= Directions =
Scan the entries line by line and return those with "Efficiency".

★ ★ ★ ★ ★

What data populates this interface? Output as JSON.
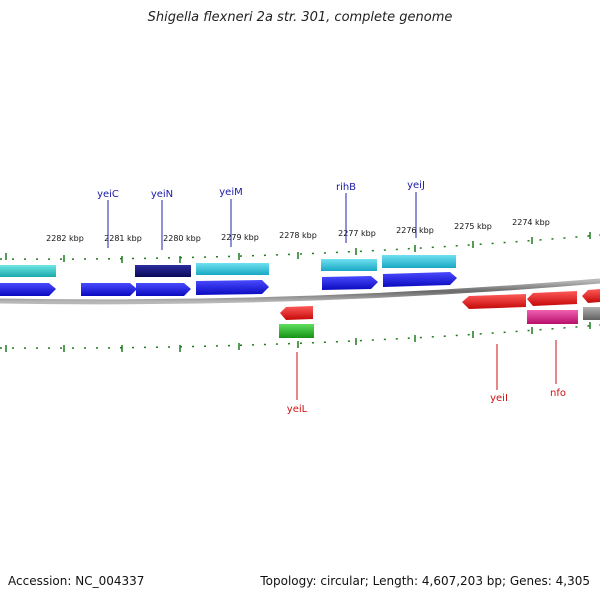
{
  "title": "Shigella flexneri 2a str. 301, complete genome",
  "footer": {
    "accession": "Accession: NC_004337",
    "summary": "Topology: circular; Length: 4,607,203 bp; Genes: 4,305"
  },
  "colors": {
    "backbone": "#7a7a7a",
    "ticks": "#1e7a1e",
    "label_top": "#1a1aa8",
    "label_bottom": "#cc1111",
    "cyan": "#2ec4dc",
    "teal": "#30c8c8",
    "navy": "#141478",
    "blue": "#1414e8",
    "red": "#ee1111",
    "pink": "#e0208a",
    "green": "#22bb22",
    "gray": "#8a8a8a"
  },
  "scale_labels": [
    "2282 kbp",
    "2281 kbp",
    "2280 kbp",
    "2279 kbp",
    "2278 kbp",
    "2277 kbp",
    "2276 kbp",
    "2275 kbp",
    "2274 kbp"
  ],
  "gene_labels_top": [
    "yeiC",
    "yeiN",
    "yeiM",
    "rihB",
    "yeiJ"
  ],
  "gene_labels_bottom": [
    "yeiL",
    "yeiI",
    "nfo"
  ]
}
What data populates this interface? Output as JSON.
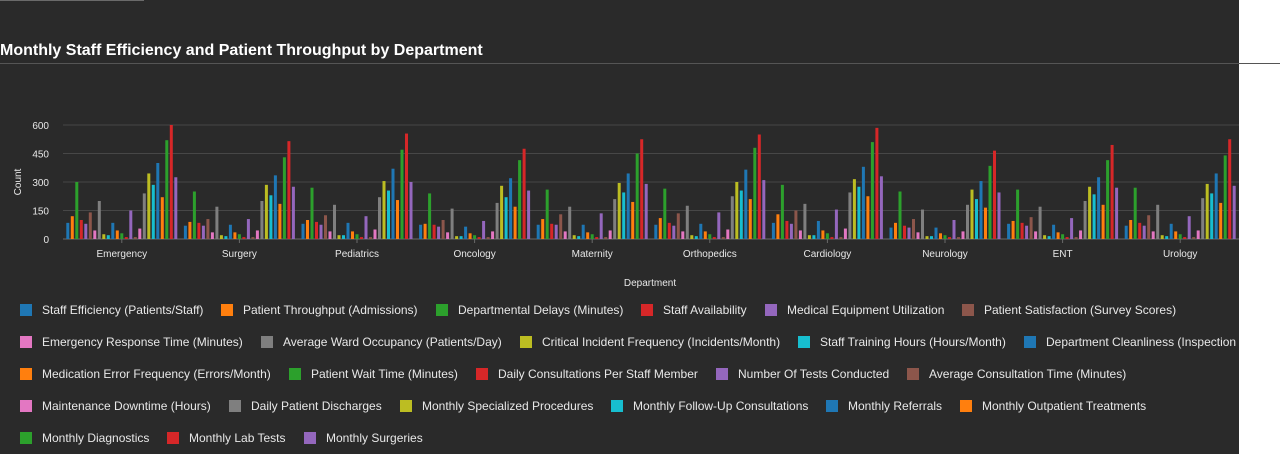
{
  "chart_data": {
    "type": "bar",
    "title": "Monthly Staff Efficiency and Patient Throughput by Department",
    "xlabel": "Department",
    "ylabel": "Count",
    "ylim": [
      0,
      600
    ],
    "yticks": [
      0,
      150,
      300,
      450,
      600
    ],
    "grid": true,
    "legend_position": "bottom",
    "categories": [
      "Emergency",
      "Surgery",
      "Pediatrics",
      "Oncology",
      "Maternity",
      "Orthopedics",
      "Cardiology",
      "Neurology",
      "ENT",
      "Urology"
    ],
    "series": [
      {
        "name": "Staff Efficiency (Patients/Staff)",
        "color": "#1f77b4",
        "values": [
          85,
          70,
          80,
          75,
          75,
          75,
          85,
          60,
          80,
          70
        ]
      },
      {
        "name": "Patient Throughput (Admissions)",
        "color": "#ff7f0e",
        "values": [
          120,
          90,
          100,
          80,
          105,
          110,
          130,
          85,
          95,
          100
        ]
      },
      {
        "name": "Departmental Delays (Minutes)",
        "color": "#2ca02c",
        "values": [
          300,
          250,
          270,
          240,
          260,
          265,
          285,
          250,
          260,
          270
        ]
      },
      {
        "name": "Staff Availability",
        "color": "#d62728",
        "values": [
          100,
          85,
          90,
          75,
          80,
          85,
          95,
          70,
          85,
          85
        ]
      },
      {
        "name": "Medical Equipment Utilization",
        "color": "#9467bd",
        "values": [
          80,
          70,
          75,
          65,
          75,
          70,
          80,
          60,
          70,
          70
        ]
      },
      {
        "name": "Patient Satisfaction (Survey Scores)",
        "color": "#8c564b",
        "values": [
          140,
          105,
          125,
          100,
          130,
          135,
          150,
          105,
          115,
          125
        ]
      },
      {
        "name": "Emergency Response Time (Minutes)",
        "color": "#e377c2",
        "values": [
          45,
          35,
          40,
          35,
          40,
          40,
          45,
          35,
          40,
          40
        ]
      },
      {
        "name": "Average Ward Occupancy (Patients/Day)",
        "color": "#7f7f7f",
        "values": [
          200,
          170,
          180,
          160,
          170,
          175,
          185,
          155,
          170,
          180
        ]
      },
      {
        "name": "Critical Incident Frequency (Incidents/Month)",
        "color": "#bcbd22",
        "values": [
          25,
          20,
          20,
          15,
          20,
          20,
          20,
          15,
          20,
          20
        ]
      },
      {
        "name": "Staff Training Hours (Hours/Month)",
        "color": "#17becf",
        "values": [
          20,
          15,
          20,
          15,
          15,
          15,
          20,
          15,
          15,
          15
        ]
      },
      {
        "name": "Department Cleanliness (Inspection Scores)",
        "color": "#1f77b4",
        "values": [
          85,
          75,
          85,
          65,
          75,
          80,
          95,
          60,
          75,
          80
        ]
      },
      {
        "name": "Medication Error Frequency (Errors/Month)",
        "color": "#ff7f0e",
        "values": [
          45,
          35,
          40,
          30,
          35,
          40,
          45,
          30,
          35,
          40
        ]
      },
      {
        "name": "Patient Wait Time (Minutes)",
        "color": "#2ca02c",
        "values": [
          30,
          25,
          25,
          20,
          25,
          25,
          30,
          20,
          25,
          25
        ]
      },
      {
        "name": "Daily Consultations Per Staff Member",
        "color": "#d62728",
        "values": [
          10,
          10,
          10,
          10,
          10,
          10,
          10,
          10,
          10,
          10
        ]
      },
      {
        "name": "Number Of Tests Conducted",
        "color": "#9467bd",
        "values": [
          150,
          105,
          120,
          95,
          135,
          140,
          155,
          100,
          110,
          120
        ]
      },
      {
        "name": "Average Consultation Time (Minutes)",
        "color": "#8c564b",
        "values": [
          10,
          10,
          10,
          10,
          10,
          10,
          10,
          10,
          10,
          10
        ]
      },
      {
        "name": "Maintenance Downtime (Hours)",
        "color": "#e377c2",
        "values": [
          55,
          45,
          50,
          40,
          45,
          50,
          55,
          40,
          45,
          45
        ]
      },
      {
        "name": "Daily Patient Discharges",
        "color": "#7f7f7f",
        "values": [
          240,
          200,
          220,
          190,
          210,
          225,
          245,
          180,
          200,
          215
        ]
      },
      {
        "name": "Monthly Specialized Procedures",
        "color": "#bcbd22",
        "values": [
          345,
          285,
          305,
          280,
          295,
          300,
          315,
          260,
          275,
          290
        ]
      },
      {
        "name": "Monthly Follow-Up Consultations",
        "color": "#17becf",
        "values": [
          285,
          230,
          255,
          220,
          245,
          255,
          275,
          210,
          235,
          240
        ]
      },
      {
        "name": "Monthly Referrals",
        "color": "#1f77b4",
        "values": [
          400,
          335,
          370,
          320,
          345,
          365,
          380,
          305,
          325,
          345
        ]
      },
      {
        "name": "Monthly Outpatient Treatments",
        "color": "#ff7f0e",
        "values": [
          220,
          185,
          205,
          170,
          195,
          210,
          225,
          165,
          180,
          190
        ]
      },
      {
        "name": "Monthly Diagnostics",
        "color": "#2ca02c",
        "values": [
          520,
          430,
          470,
          415,
          450,
          480,
          510,
          385,
          415,
          440
        ]
      },
      {
        "name": "Monthly Lab Tests",
        "color": "#d62728",
        "values": [
          600,
          515,
          555,
          475,
          525,
          550,
          585,
          465,
          495,
          525
        ]
      },
      {
        "name": "Monthly Surgeries",
        "color": "#9467bd",
        "values": [
          325,
          275,
          300,
          255,
          290,
          310,
          330,
          245,
          270,
          280
        ]
      }
    ]
  }
}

★ ★ ★ ★ ★

= Task answer =
    "title": "Monthly Staff Efficiency and Patient Throughput by Department",
        "name": "Staff Efficiency (Patients/Staff)",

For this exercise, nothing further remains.